* WHAT THE EXERCISE ASKS *
Copy each line in which the string "Snow" occurs.

* TASK DATA *

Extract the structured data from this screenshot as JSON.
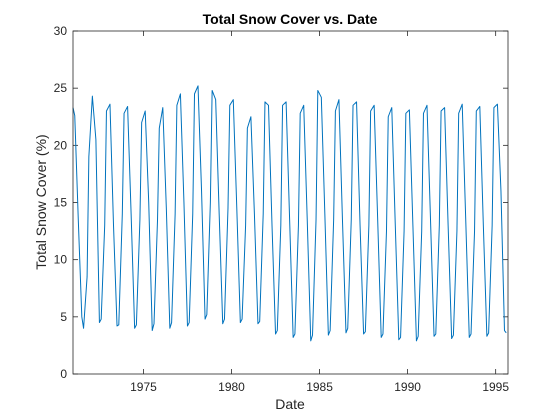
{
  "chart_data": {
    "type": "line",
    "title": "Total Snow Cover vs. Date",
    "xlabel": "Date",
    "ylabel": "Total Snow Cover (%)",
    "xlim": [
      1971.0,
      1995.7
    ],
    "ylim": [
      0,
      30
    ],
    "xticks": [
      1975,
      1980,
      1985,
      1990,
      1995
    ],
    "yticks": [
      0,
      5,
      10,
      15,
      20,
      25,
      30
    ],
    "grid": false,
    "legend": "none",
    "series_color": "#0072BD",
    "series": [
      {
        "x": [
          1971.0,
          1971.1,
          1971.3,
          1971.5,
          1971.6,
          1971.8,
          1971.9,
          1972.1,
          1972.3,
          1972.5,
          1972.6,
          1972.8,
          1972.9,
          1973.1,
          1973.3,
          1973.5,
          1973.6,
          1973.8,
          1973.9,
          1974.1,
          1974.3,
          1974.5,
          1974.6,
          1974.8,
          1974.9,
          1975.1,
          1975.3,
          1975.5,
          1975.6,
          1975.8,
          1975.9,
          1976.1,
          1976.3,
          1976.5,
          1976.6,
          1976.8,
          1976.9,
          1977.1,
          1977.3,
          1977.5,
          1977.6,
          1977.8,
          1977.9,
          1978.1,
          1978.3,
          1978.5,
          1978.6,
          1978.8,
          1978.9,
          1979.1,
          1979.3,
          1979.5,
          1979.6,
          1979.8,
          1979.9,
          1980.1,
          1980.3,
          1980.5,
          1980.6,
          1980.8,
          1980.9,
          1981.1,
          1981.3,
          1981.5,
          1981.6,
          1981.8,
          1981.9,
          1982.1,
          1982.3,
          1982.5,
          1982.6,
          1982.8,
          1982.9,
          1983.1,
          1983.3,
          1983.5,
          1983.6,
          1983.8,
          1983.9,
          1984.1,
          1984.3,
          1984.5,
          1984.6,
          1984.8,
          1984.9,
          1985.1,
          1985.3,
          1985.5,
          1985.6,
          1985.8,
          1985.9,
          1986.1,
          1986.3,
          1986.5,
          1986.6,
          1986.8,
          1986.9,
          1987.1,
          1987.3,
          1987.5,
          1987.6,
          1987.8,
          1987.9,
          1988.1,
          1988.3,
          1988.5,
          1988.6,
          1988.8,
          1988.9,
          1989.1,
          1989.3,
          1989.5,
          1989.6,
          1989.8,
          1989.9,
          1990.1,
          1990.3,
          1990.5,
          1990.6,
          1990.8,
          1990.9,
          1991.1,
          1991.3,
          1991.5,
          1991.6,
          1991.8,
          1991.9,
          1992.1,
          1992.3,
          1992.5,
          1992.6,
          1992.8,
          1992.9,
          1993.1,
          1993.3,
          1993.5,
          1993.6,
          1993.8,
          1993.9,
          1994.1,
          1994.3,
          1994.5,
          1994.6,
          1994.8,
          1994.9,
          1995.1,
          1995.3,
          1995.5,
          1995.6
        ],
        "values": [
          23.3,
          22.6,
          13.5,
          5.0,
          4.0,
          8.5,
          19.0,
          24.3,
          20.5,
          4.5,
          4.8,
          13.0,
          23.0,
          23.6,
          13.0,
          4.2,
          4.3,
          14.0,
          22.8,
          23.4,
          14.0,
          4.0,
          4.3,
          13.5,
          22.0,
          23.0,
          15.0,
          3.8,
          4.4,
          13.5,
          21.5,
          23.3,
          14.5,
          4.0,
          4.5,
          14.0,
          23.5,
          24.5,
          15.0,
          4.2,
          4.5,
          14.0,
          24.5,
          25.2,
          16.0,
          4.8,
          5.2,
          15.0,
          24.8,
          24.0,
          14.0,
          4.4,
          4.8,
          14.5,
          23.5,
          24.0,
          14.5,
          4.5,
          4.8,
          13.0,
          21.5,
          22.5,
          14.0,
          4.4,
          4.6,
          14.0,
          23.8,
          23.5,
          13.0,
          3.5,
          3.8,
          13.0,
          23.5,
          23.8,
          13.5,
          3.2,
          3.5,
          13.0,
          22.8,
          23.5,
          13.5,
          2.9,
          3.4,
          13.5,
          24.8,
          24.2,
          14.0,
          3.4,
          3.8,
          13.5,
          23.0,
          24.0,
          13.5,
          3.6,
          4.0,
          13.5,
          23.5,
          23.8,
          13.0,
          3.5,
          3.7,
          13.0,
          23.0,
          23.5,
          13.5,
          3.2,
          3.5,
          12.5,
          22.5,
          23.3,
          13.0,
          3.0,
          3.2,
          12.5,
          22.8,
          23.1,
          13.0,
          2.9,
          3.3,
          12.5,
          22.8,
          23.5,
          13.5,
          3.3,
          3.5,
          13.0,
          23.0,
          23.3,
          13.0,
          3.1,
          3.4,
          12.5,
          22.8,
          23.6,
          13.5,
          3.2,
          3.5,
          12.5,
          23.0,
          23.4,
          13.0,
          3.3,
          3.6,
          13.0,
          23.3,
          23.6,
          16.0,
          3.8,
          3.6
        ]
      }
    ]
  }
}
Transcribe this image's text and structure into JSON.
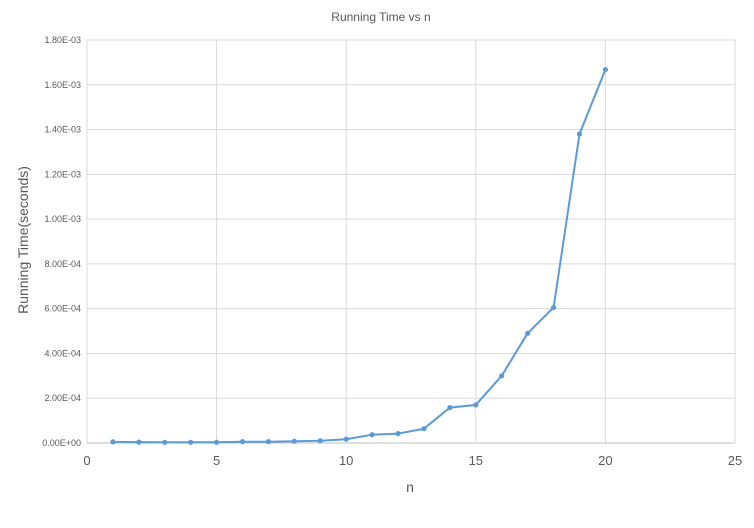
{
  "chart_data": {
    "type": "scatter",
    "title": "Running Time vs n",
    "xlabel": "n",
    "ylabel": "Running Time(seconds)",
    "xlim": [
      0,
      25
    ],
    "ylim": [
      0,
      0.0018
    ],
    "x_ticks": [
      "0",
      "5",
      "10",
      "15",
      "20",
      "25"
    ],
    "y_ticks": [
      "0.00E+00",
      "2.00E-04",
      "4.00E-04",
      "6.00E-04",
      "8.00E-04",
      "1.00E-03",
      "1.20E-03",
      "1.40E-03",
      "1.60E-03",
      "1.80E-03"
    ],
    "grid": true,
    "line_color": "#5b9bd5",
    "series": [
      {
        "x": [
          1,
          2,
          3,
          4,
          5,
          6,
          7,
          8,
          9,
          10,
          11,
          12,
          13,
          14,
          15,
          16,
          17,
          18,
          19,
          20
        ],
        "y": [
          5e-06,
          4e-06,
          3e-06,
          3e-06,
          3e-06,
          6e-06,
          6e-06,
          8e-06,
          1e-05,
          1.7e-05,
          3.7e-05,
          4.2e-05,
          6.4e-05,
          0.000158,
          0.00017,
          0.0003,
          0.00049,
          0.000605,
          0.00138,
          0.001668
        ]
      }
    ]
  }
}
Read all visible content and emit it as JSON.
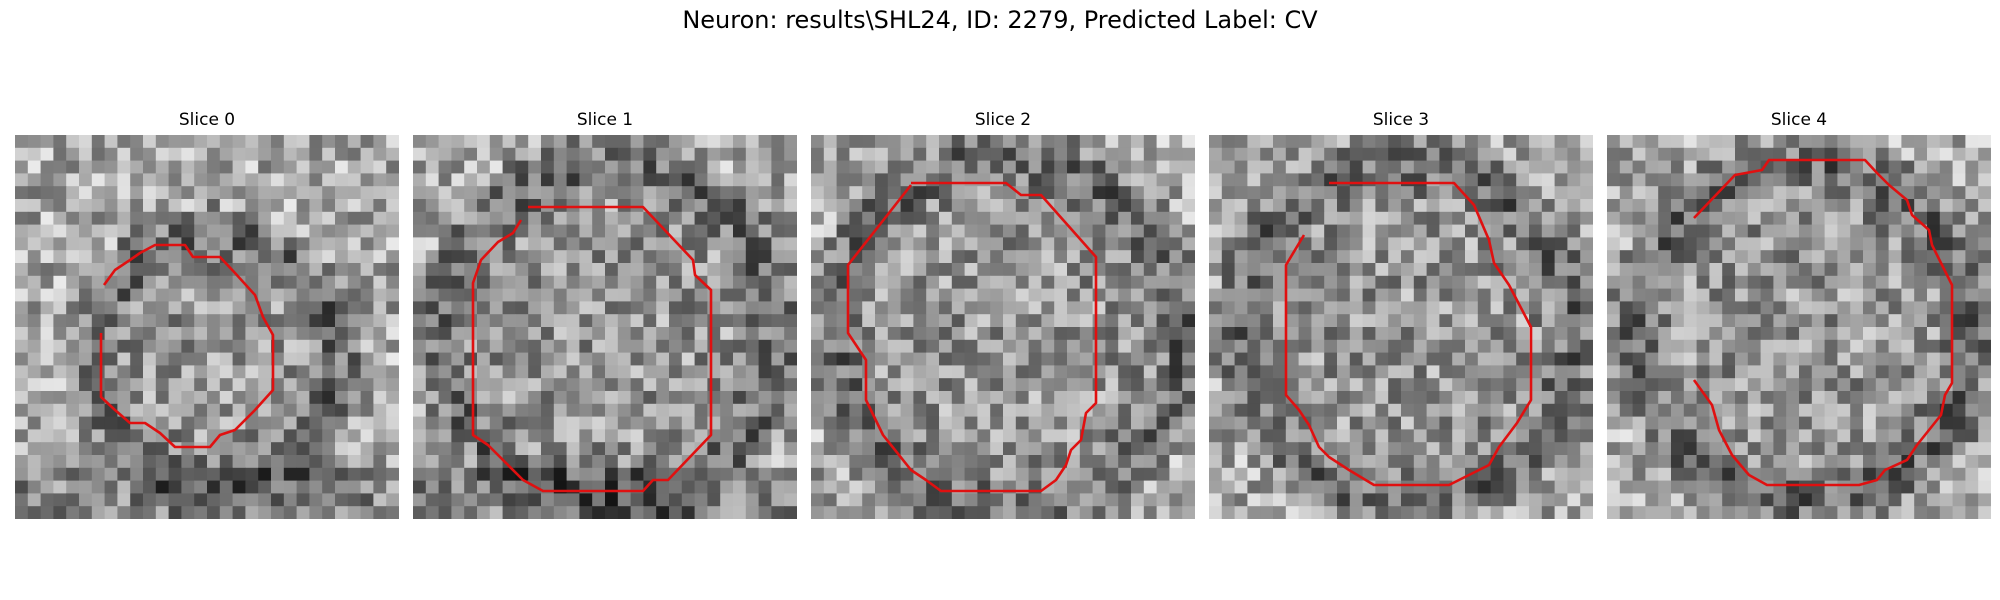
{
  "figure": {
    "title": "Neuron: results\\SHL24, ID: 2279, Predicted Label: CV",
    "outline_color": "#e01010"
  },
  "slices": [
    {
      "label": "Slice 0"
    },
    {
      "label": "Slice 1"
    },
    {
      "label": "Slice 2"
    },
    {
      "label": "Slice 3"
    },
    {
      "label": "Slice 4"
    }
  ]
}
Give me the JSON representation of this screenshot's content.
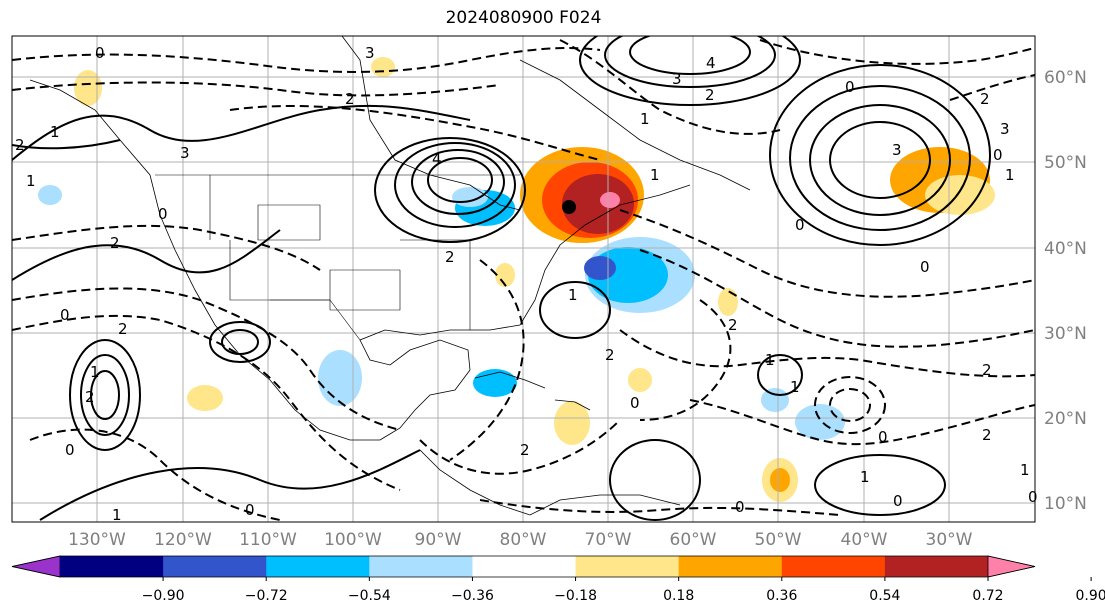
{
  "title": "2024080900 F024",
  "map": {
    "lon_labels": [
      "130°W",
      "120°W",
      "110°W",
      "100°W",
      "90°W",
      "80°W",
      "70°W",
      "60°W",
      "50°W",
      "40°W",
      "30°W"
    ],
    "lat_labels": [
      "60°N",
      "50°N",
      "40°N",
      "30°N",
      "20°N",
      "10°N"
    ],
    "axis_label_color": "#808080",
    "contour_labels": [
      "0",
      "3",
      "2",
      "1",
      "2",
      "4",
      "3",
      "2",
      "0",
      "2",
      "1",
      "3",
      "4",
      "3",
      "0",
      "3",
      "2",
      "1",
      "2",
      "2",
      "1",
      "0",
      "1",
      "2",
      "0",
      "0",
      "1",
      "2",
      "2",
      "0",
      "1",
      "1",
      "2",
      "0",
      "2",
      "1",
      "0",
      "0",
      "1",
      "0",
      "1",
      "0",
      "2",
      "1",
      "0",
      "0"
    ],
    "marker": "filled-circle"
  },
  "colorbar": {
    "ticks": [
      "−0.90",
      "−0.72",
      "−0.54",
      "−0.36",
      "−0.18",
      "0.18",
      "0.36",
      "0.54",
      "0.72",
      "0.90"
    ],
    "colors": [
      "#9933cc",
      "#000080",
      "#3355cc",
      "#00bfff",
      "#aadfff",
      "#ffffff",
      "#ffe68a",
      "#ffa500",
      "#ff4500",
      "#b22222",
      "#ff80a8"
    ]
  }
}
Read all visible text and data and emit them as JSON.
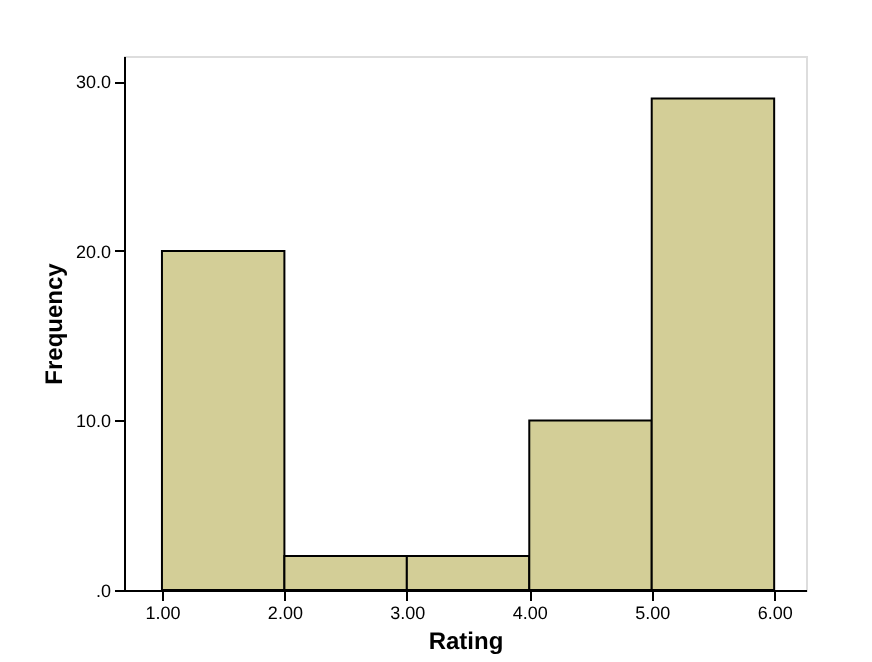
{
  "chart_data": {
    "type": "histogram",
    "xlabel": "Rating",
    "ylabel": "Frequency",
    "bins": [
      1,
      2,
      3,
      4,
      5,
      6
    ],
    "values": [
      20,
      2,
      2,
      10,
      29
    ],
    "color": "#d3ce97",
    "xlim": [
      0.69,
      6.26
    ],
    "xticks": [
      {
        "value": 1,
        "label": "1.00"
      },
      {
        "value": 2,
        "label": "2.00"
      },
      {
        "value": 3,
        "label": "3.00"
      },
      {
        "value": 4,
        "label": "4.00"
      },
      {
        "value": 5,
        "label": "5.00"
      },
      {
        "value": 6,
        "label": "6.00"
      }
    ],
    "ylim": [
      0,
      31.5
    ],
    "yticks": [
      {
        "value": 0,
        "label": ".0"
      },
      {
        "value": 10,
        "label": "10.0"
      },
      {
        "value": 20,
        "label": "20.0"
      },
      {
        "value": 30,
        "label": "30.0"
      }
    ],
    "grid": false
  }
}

* EXPECTED OUTPUT *
    "title": "Total Snow Cover vs. Date",
    "ylabel": "Total Snow Cover (%)",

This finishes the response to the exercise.